For each line in the data below that holds "период", return a copy.

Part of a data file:
+ + + + +

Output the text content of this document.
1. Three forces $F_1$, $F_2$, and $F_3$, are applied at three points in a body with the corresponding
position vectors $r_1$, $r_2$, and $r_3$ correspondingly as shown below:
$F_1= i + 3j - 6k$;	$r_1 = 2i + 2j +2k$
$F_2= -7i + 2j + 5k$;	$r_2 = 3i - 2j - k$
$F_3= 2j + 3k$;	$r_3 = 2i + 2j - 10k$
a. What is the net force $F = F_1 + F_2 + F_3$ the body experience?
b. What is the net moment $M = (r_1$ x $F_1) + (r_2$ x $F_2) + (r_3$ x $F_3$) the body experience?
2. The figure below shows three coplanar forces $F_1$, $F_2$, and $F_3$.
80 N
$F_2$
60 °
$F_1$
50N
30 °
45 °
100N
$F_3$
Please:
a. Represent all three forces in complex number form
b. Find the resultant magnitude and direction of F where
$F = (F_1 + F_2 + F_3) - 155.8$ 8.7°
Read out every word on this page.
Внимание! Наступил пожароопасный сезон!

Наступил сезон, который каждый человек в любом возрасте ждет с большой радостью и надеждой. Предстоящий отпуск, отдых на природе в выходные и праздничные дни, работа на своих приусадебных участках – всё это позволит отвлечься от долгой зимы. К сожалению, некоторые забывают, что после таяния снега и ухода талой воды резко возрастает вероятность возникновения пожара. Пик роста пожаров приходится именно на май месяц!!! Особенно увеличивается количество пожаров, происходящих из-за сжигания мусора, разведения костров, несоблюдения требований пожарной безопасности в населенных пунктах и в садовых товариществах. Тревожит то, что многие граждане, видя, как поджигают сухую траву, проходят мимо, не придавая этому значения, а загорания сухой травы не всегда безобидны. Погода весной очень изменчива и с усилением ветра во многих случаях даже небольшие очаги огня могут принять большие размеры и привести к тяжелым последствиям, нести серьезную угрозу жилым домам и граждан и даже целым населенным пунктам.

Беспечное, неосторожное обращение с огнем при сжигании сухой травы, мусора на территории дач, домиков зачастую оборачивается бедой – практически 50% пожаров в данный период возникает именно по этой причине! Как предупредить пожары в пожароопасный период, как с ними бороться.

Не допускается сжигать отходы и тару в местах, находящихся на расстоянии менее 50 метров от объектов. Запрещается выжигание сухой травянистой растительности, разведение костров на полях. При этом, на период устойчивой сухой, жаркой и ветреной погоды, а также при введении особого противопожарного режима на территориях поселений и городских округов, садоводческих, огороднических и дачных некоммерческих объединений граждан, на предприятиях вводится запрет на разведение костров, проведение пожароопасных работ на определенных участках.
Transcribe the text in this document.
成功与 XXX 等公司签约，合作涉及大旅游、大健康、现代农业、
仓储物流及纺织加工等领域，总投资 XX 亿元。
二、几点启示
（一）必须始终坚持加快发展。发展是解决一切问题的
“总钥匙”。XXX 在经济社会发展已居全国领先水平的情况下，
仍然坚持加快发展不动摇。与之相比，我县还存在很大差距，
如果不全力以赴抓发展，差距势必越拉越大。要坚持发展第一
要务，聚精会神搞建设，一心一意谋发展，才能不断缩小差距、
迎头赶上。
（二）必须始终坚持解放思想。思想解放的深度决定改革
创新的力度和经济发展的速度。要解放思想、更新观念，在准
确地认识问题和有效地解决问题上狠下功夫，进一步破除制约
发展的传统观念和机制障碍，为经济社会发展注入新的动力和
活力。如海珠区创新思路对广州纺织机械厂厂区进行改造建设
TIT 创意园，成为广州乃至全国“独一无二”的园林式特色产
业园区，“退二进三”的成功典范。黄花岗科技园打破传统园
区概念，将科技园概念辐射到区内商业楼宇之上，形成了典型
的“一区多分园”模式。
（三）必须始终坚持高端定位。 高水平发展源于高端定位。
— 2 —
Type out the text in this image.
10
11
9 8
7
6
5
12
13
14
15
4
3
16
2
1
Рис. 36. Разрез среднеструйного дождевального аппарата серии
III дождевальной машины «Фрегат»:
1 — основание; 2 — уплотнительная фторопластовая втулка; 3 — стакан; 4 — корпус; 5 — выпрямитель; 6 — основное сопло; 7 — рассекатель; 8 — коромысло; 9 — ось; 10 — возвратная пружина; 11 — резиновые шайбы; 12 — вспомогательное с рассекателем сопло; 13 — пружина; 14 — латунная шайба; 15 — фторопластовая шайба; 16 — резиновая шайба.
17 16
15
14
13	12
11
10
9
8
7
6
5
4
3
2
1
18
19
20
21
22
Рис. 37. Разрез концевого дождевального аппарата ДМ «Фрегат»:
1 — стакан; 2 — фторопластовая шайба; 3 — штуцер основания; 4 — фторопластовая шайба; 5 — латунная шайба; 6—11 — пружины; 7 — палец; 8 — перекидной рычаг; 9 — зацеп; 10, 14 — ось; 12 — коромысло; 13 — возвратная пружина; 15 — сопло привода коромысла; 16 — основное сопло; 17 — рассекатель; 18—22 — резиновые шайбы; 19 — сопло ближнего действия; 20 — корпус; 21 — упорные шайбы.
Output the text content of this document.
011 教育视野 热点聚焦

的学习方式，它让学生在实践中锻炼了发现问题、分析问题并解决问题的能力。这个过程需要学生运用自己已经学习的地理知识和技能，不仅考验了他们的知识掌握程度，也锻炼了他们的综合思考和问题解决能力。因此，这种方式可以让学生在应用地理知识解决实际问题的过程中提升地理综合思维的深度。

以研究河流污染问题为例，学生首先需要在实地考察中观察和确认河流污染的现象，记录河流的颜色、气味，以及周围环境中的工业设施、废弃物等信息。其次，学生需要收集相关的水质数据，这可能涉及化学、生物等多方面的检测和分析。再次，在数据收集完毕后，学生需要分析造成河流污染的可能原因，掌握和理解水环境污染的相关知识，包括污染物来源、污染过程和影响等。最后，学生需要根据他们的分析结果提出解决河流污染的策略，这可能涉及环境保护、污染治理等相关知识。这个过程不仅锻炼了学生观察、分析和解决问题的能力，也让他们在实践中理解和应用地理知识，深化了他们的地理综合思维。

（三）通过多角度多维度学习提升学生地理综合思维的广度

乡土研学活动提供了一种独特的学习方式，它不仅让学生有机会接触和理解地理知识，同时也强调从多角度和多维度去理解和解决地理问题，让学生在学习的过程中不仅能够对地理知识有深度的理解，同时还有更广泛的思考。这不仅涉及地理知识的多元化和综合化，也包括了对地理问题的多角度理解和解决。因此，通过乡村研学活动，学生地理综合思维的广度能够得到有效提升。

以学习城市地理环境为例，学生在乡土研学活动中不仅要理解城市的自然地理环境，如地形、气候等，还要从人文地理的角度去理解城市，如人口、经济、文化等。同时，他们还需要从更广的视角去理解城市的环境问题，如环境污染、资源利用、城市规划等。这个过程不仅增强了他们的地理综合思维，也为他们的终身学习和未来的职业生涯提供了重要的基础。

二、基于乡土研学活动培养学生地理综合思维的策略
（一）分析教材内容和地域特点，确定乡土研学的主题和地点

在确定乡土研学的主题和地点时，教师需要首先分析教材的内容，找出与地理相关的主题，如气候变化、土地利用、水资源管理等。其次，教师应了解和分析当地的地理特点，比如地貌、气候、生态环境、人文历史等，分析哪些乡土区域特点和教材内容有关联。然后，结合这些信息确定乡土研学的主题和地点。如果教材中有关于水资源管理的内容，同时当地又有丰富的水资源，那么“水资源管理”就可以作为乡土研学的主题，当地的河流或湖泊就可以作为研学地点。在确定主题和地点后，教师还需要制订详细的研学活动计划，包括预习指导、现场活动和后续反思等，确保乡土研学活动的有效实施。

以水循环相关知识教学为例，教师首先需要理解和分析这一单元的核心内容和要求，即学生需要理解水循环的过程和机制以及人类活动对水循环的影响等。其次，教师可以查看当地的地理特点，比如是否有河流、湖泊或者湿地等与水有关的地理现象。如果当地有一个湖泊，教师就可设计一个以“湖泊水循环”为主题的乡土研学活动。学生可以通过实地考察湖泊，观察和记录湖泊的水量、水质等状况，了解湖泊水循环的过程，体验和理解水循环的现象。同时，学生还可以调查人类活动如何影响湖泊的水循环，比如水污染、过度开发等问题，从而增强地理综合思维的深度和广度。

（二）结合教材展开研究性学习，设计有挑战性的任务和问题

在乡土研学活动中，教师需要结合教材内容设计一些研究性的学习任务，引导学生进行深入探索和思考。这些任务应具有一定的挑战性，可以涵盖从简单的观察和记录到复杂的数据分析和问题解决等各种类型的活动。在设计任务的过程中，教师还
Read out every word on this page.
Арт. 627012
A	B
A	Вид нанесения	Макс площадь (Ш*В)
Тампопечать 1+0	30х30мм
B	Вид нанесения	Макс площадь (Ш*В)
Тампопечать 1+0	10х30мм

+ + + + +

→ **Solved exercise**:
Беспечное, неосторожное обращение с огнем при сжигании сухой травы, мусора на территории дач, домиков зачастую оборачивается бедой – практически 50% пожаров в данный период возникает именно по этой причине! Как предупредить пожары в пожароопасный период, как с ними бороться.
Не допускается сжигать отходы и тару в местах, находящихся на расстоянии менее 50 метров от объектов. Запрещается выжигание сухой травянистой растительности, разведение костров на полях. При этом, на период устойчивой сухой, жаркой и ветреной погоды, а также при введении особого противопожарного режима на территориях поселений и городских округов, садоводческих, огороднических и дачных некоммерческих объединений граждан, на предприятиях вводится запрет на разведение костров, проведение пожароопасных работ на определенных участках.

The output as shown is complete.